[REQUEST] Take the material and output all of it exactly.

====== MATERIAL SUPPLIED

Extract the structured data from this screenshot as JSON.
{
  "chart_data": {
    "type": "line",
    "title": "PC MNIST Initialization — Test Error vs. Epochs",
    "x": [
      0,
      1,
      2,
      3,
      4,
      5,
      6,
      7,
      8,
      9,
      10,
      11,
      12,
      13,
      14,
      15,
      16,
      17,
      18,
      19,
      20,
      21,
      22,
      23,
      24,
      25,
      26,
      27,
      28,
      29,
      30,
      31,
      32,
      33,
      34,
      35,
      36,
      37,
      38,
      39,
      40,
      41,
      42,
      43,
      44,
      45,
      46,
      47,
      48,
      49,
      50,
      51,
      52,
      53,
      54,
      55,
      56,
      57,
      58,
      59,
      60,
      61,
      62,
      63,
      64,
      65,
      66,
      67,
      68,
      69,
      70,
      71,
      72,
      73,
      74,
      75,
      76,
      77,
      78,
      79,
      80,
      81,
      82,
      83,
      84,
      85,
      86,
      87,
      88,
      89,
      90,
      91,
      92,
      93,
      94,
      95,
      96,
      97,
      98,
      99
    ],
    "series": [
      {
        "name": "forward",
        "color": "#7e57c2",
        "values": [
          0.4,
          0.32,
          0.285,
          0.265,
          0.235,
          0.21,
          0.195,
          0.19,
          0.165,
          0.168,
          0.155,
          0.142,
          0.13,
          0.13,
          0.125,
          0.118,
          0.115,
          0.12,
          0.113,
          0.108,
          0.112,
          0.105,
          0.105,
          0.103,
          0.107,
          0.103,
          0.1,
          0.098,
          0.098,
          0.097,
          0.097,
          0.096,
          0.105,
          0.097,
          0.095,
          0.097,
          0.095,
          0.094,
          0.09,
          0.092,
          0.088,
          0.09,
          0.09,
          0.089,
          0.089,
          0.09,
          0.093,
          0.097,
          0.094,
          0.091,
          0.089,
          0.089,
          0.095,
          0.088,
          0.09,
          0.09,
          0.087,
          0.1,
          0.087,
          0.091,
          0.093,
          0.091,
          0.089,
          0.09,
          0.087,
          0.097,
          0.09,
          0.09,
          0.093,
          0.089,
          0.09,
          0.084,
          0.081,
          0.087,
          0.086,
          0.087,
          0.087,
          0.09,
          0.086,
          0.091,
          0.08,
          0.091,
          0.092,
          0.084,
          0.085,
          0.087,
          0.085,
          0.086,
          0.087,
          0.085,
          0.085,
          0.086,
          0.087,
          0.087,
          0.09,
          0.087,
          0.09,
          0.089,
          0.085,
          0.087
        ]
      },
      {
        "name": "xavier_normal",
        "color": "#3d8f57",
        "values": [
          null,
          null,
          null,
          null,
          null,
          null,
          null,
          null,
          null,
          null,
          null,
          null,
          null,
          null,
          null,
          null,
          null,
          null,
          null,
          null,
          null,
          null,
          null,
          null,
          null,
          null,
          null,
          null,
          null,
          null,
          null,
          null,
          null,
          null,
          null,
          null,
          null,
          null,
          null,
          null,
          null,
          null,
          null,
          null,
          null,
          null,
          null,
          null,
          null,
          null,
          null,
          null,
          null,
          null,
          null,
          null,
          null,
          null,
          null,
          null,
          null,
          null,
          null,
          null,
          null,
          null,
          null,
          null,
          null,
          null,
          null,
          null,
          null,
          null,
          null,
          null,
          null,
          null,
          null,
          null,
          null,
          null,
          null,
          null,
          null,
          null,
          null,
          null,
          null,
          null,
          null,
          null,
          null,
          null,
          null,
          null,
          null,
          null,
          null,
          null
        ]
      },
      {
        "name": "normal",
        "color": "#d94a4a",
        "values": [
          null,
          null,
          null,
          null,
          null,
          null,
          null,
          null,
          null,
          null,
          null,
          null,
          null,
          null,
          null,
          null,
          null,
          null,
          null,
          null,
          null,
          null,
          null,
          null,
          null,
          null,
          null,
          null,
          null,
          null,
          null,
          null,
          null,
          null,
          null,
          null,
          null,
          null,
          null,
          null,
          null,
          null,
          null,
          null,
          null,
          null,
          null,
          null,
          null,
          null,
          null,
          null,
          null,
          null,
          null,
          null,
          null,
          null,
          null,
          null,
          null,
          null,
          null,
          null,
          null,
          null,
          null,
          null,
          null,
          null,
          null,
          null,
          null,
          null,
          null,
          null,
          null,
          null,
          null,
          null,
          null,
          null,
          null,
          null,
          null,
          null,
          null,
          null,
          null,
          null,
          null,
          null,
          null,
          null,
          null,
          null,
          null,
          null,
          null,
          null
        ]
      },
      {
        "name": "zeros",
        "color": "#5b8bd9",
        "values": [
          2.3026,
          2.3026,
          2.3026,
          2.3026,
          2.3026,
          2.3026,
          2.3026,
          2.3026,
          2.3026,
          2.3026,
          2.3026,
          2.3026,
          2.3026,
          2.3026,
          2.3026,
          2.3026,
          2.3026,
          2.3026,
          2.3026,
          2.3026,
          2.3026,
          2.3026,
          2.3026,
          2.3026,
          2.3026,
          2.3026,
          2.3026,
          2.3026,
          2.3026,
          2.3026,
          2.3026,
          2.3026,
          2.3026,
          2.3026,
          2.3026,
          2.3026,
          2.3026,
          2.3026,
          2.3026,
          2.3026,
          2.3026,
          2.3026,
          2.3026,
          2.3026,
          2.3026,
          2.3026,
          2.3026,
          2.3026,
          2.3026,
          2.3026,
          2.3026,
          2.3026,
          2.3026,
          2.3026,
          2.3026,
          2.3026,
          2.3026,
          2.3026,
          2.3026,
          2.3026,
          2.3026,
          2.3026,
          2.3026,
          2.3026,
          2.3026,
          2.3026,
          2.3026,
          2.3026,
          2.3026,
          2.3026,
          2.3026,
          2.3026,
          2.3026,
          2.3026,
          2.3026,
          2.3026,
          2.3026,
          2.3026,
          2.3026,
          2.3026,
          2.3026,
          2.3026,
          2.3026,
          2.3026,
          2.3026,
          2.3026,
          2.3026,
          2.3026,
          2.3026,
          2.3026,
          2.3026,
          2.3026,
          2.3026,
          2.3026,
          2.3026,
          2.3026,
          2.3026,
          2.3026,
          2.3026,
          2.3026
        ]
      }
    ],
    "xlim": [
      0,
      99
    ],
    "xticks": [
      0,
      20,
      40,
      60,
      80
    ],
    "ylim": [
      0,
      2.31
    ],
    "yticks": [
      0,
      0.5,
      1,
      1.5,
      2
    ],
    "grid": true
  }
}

============

[TASK ANSWER]
Extract the structured data from this screenshot as JSON.
{
  "chart_data": {
    "type": "line",
    "title": "PC MNIST Initialization — Test Error vs. Epochs",
    "x": [
      0,
      1,
      2,
      3,
      4,
      5,
      6,
      7,
      8,
      9,
      10,
      11,
      12,
      13,
      14,
      15,
      16,
      17,
      18,
      19,
      20,
      21,
      22,
      23,
      24,
      25,
      26,
      27,
      28,
      29,
      30,
      31,
      32,
      33,
      34,
      35,
      36,
      37,
      38,
      39,
      40,
      41,
      42,
      43,
      44,
      45,
      46,
      47,
      48,
      49,
      50,
      51,
      52,
      53,
      54,
      55,
      56,
      57,
      58,
      59,
      60,
      61,
      62,
      63,
      64,
      65,
      66,
      67,
      68,
      69,
      70,
      71,
      72,
      73,
      74,
      75,
      76,
      77,
      78,
      79,
      80,
      81,
      82,
      83,
      84,
      85,
      86,
      87,
      88,
      89,
      90,
      91,
      92,
      93,
      94,
      95,
      96,
      97,
      98,
      99
    ],
    "series": [
      {
        "name": "forward",
        "color": "#7e57c2",
        "values": [
          0.4,
          0.32,
          0.285,
          0.265,
          0.235,
          0.21,
          0.195,
          0.19,
          0.165,
          0.168,
          0.155,
          0.142,
          0.13,
          0.13,
          0.125,
          0.118,
          0.115,
          0.12,
          0.113,
          0.108,
          0.112,
          0.105,
          0.105,
          0.103,
          0.107,
          0.103,
          0.1,
          0.098,
          0.098,
          0.097,
          0.097,
          0.096,
          0.105,
          0.097,
          0.095,
          0.097,
          0.095,
          0.094,
          0.09,
          0.092,
          0.088,
          0.09,
          0.09,
          0.089,
          0.089,
          0.09,
          0.093,
          0.097,
          0.094,
          0.091,
          0.089,
          0.089,
          0.095,
          0.088,
          0.09,
          0.09,
          0.087,
          0.1,
          0.087,
          0.091,
          0.093,
          0.091,
          0.089,
          0.09,
          0.087,
          0.097,
          0.09,
          0.09,
          0.093,
          0.089,
          0.09,
          0.084,
          0.081,
          0.087,
          0.086,
          0.087,
          0.087,
          0.09,
          0.086,
          0.091,
          0.08,
          0.091,
          0.092,
          0.084,
          0.085,
          0.087,
          0.085,
          0.086,
          0.087,
          0.085,
          0.085,
          0.086,
          0.087,
          0.087,
          0.09,
          0.087,
          0.09,
          0.089,
          0.085,
          0.087
        ]
      },
      {
        "name": "xavier_normal",
        "color": "#3d8f57",
        "values": [
          null,
          null,
          null,
          null,
          null,
          null,
          null,
          null,
          null,
          null,
          null,
          null,
          null,
          null,
          null,
          null,
          null,
          null,
          null,
          null,
          null,
          null,
          null,
          null,
          null,
          null,
          null,
          null,
          null,
          null,
          null,
          null,
          null,
          null,
          null,
          null,
          null,
          null,
          null,
          null,
          null,
          null,
          null,
          null,
          null,
          null,
          null,
          null,
          null,
          null,
          null,
          null,
          null,
          null,
          null,
          null,
          null,
          null,
          null,
          null,
          null,
          null,
          null,
          null,
          null,
          null,
          null,
          null,
          null,
          null,
          null,
          null,
          null,
          null,
          null,
          null,
          null,
          null,
          null,
          null,
          null,
          null,
          null,
          null,
          null,
          null,
          null,
          null,
          null,
          null,
          null,
          null,
          null,
          null,
          null,
          null,
          null,
          null,
          null,
          null
        ]
      },
      {
        "name": "normal",
        "color": "#d94a4a",
        "values": [
          null,
          null,
          null,
          null,
          null,
          null,
          null,
          null,
          null,
          null,
          null,
          null,
          null,
          null,
          null,
          null,
          null,
          null,
          null,
          null,
          null,
          null,
          null,
          null,
          null,
          null,
          null,
          null,
          null,
          null,
          null,
          null,
          null,
          null,
          null,
          null,
          null,
          null,
          null,
          null,
          null,
          null,
          null,
          null,
          null,
          null,
          null,
          null,
          null,
          null,
          null,
          null,
          null,
          null,
          null,
          null,
          null,
          null,
          null,
          null,
          null,
          null,
          null,
          null,
          null,
          null,
          null,
          null,
          null,
          null,
          null,
          null,
          null,
          null,
          null,
          null,
          null,
          null,
          null,
          null,
          null,
          null,
          null,
          null,
          null,
          null,
          null,
          null,
          null,
          null,
          null,
          null,
          null,
          null,
          null,
          null,
          null,
          null,
          null,
          null
        ]
      },
      {
        "name": "zeros",
        "color": "#5b8bd9",
        "values": [
          2.3026,
          2.3026,
          2.3026,
          2.3026,
          2.3026,
          2.3026,
          2.3026,
          2.3026,
          2.3026,
          2.3026,
          2.3026,
          2.3026,
          2.3026,
          2.3026,
          2.3026,
          2.3026,
          2.3026,
          2.3026,
          2.3026,
          2.3026,
          2.3026,
          2.3026,
          2.3026,
          2.3026,
          2.3026,
          2.3026,
          2.3026,
          2.3026,
          2.3026,
          2.3026,
          2.3026,
          2.3026,
          2.3026,
          2.3026,
          2.3026,
          2.3026,
          2.3026,
          2.3026,
          2.3026,
          2.3026,
          2.3026,
          2.3026,
          2.3026,
          2.3026,
          2.3026,
          2.3026,
          2.3026,
          2.3026,
          2.3026,
          2.3026,
          2.3026,
          2.3026,
          2.3026,
          2.3026,
          2.3026,
          2.3026,
          2.3026,
          2.3026,
          2.3026,
          2.3026,
          2.3026,
          2.3026,
          2.3026,
          2.3026,
          2.3026,
          2.3026,
          2.3026,
          2.3026,
          2.3026,
          2.3026,
          2.3026,
          2.3026,
          2.3026,
          2.3026,
          2.3026,
          2.3026,
          2.3026,
          2.3026,
          2.3026,
          2.3026,
          2.3026,
          2.3026,
          2.3026,
          2.3026,
          2.3026,
          2.3026,
          2.3026,
          2.3026,
          2.3026,
          2.3026,
          2.3026,
          2.3026,
          2.3026,
          2.3026,
          2.3026,
          2.3026,
          2.3026,
          2.3026,
          2.3026,
          2.3026
        ]
      }
    ],
    "xlim": [
      0,
      99
    ],
    "xticks": [
      0,
      20,
      40,
      60,
      80
    ],
    "ylim": [
      0,
      2.31
    ],
    "yticks": [
      0,
      0.5,
      1,
      1.5,
      2
    ],
    "grid": true
  }
}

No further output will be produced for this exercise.